Go over the listing below line by line and tally those containing "Date". Give only the tally.

>> begin DATA PROVIDED

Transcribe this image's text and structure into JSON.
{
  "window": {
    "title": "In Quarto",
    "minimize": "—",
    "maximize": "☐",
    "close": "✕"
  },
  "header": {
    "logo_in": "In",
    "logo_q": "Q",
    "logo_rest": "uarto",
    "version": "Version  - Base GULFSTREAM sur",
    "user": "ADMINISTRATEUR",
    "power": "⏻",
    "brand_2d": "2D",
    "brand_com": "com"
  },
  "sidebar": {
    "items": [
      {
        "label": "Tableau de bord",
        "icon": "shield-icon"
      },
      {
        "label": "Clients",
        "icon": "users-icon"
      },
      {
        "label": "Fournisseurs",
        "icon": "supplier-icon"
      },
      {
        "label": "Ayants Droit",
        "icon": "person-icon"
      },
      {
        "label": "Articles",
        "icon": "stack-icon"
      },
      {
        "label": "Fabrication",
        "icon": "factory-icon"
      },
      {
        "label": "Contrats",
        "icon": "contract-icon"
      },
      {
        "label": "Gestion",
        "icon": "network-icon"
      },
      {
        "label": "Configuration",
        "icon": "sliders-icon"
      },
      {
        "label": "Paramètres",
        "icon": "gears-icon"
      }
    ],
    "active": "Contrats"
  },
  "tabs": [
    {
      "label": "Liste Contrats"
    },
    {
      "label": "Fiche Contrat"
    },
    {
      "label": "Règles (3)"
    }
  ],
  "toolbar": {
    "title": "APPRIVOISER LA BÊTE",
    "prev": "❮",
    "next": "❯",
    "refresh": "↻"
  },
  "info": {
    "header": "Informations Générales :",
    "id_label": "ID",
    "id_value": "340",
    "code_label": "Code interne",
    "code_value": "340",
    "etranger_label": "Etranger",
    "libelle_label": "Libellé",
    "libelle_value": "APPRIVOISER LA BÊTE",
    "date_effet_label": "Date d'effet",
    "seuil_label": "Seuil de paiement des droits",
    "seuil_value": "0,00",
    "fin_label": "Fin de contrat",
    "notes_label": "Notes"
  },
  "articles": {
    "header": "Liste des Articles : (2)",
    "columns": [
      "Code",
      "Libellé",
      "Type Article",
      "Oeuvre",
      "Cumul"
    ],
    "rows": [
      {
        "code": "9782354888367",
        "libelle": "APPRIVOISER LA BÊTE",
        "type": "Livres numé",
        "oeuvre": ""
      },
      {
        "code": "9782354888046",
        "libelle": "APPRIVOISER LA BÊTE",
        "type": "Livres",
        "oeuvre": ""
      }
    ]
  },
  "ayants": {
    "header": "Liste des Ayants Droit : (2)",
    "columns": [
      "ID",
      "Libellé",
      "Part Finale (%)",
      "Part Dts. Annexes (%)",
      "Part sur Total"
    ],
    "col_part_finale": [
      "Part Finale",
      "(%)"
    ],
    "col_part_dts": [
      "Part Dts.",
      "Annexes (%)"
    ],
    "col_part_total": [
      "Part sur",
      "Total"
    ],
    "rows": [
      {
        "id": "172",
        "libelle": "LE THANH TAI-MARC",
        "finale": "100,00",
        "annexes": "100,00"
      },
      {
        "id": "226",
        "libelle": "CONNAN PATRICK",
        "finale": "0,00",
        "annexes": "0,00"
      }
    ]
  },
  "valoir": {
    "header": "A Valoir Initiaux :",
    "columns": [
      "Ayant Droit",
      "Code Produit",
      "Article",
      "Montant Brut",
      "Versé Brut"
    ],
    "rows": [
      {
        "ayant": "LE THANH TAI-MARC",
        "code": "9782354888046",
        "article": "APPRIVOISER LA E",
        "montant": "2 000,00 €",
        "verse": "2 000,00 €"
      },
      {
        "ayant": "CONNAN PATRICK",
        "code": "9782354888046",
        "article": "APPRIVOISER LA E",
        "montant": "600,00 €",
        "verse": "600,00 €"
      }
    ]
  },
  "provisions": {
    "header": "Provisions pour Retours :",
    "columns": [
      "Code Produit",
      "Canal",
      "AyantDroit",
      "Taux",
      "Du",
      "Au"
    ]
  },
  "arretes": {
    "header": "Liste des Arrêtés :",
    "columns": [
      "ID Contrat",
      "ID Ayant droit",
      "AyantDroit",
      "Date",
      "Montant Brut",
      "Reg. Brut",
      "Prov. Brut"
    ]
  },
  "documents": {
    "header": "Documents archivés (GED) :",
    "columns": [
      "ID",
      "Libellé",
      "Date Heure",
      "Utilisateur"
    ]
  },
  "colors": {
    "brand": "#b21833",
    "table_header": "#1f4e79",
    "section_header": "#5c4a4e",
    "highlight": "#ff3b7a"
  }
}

>> end DATA PROVIDED

THE RESULT — 3